**WORK INSTRUCTIONS:**
[A] Using the train etiquette text, list everyone to whom it says you should give up your seat.
[B] Reproduce, character for character, the lines of the records between the line holding "x-tick-label: Oct-23 [176,316,208,348]" and the line holding "table-row-cell: 0 [715,112,824,133]", inclusive.

Don't play loud music or speak at a volume louder than the level you’d use in an open-plan office—especially during the morning rush, commuters tend to stay pretty quiet. Loud talking and playing music without headphones will get you death stares from your fellow passengers.
Don't engage in any PDA or eat any food item that requires either a napkin or a fork.
Do try to take up as little space as possible—especially if the train is crowded. Take off bulky backpacks and hold them in one hand, or rest them on the floor between your legs. If you’re sitting down, don’t “manspread," and if you're standing, don’t lean your entire body against the standalone pole—lots of people are trying to hold onto it.
Do give up your seat to the elderly or anyone who is obviously injured or pregnant.
Don't make eye contact with other people in your train car. It’s considered rude and kind of intrusive. The only exception to this is if there’s something crazy going down elsewhere in the car. Then you’re allowed to share one (just one!) congenial eye roll with someone in your line of sight.
Don't assume that an empty train car in an otherwise full train means you got lucky. There is always a (usually very bad-smelling) reason that it’s empty.

[Annotated region listings]
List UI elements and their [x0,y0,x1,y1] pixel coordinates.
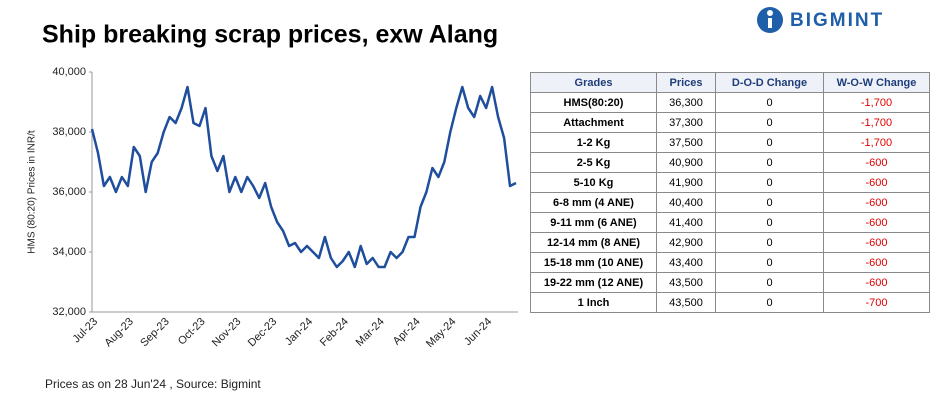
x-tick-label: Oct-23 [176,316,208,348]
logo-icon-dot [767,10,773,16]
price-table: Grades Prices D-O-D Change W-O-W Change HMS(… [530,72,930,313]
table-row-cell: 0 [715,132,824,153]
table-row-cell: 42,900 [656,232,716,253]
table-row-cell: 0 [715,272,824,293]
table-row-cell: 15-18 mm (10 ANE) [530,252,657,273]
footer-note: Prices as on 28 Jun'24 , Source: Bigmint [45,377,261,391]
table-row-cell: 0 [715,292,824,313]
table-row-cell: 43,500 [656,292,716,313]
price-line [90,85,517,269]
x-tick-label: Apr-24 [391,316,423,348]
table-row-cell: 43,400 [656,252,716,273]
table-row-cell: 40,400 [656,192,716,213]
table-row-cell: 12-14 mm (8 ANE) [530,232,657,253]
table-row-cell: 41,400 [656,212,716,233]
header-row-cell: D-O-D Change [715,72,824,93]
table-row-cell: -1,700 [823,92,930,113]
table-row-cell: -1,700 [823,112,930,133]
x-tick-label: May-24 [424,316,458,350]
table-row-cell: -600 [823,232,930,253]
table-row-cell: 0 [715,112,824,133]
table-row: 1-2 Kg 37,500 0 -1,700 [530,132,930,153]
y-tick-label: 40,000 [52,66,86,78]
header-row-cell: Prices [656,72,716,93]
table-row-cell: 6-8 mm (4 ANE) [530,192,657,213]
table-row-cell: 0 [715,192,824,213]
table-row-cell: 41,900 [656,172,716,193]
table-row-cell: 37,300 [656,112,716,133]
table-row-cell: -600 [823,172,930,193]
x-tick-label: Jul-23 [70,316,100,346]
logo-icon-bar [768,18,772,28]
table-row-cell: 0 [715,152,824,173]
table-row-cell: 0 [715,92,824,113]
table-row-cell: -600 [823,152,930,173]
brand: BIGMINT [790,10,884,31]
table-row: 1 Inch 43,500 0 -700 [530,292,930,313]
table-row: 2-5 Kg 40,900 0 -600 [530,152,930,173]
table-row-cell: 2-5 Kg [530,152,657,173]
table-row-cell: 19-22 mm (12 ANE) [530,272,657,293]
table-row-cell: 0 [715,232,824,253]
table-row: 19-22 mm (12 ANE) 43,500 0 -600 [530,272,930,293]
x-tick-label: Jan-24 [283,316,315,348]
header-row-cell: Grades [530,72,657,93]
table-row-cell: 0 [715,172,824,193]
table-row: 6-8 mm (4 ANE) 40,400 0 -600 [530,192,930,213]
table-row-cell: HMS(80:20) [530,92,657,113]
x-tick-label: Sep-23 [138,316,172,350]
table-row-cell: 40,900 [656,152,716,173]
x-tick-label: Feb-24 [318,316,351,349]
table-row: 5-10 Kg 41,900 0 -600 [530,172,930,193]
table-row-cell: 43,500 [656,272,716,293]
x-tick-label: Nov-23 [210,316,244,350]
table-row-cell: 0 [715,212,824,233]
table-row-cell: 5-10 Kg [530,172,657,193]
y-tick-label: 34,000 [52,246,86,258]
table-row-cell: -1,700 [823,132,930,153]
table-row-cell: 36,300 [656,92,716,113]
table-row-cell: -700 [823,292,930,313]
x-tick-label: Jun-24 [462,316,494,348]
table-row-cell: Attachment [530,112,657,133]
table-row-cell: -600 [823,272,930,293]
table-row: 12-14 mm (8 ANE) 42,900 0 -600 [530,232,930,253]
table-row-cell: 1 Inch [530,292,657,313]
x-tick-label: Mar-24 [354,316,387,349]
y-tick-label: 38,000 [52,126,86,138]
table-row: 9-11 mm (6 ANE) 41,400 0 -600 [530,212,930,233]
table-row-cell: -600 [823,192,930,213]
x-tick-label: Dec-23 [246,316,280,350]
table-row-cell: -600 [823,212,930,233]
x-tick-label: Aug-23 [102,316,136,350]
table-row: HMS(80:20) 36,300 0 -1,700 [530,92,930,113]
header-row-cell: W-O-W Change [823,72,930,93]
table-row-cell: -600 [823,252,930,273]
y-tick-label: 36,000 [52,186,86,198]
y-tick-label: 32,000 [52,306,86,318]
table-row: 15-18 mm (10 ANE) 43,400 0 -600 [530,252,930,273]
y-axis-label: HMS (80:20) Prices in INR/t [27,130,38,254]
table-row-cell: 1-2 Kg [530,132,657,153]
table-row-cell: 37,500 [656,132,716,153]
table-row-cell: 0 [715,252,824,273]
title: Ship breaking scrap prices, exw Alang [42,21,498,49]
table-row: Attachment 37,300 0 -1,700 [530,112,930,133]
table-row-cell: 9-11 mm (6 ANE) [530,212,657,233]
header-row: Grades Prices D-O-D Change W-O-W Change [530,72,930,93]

**TASK-BY-TASK RESULTS:**
[A]
- The elderly
- Anyone who is obviously injured
- Anyone who is obviously pregnant

[B]
x-tick-label: Oct-23 [176,316,208,348]
logo-icon-dot [767,10,773,16]
price-table: Grades Prices D-O-D Change W-O-W Change HMS(… [530,72,930,313]
table-row-cell: 0 [715,132,824,153]
table-row-cell: 42,900 [656,232,716,253]
table-row-cell: 0 [715,272,824,293]
table-row-cell: 15-18 mm (10 ANE) [530,252,657,273]
footer-note: Prices as on 28 Jun'24 , Source: Bigmint [45,377,261,391]
table-row-cell: 0 [715,292,824,313]
table-row-cell: 43,500 [656,292,716,313]
price-line [90,85,517,269]
x-tick-label: Apr-24 [391,316,423,348]
table-row-cell: 43,400 [656,252,716,273]
table-row-cell: 40,400 [656,192,716,213]
table-row-cell: 12-14 mm (8 ANE) [530,232,657,253]
table-row-cell: 41,400 [656,212,716,233]
header-row-cell: D-O-D Change [715,72,824,93]
table-row-cell: -1,700 [823,92,930,113]
table-row-cell: -1,700 [823,112,930,133]
x-tick-label: May-24 [424,316,458,350]
table-row-cell: -600 [823,232,930,253]
table-row-cell: 0 [715,112,824,133]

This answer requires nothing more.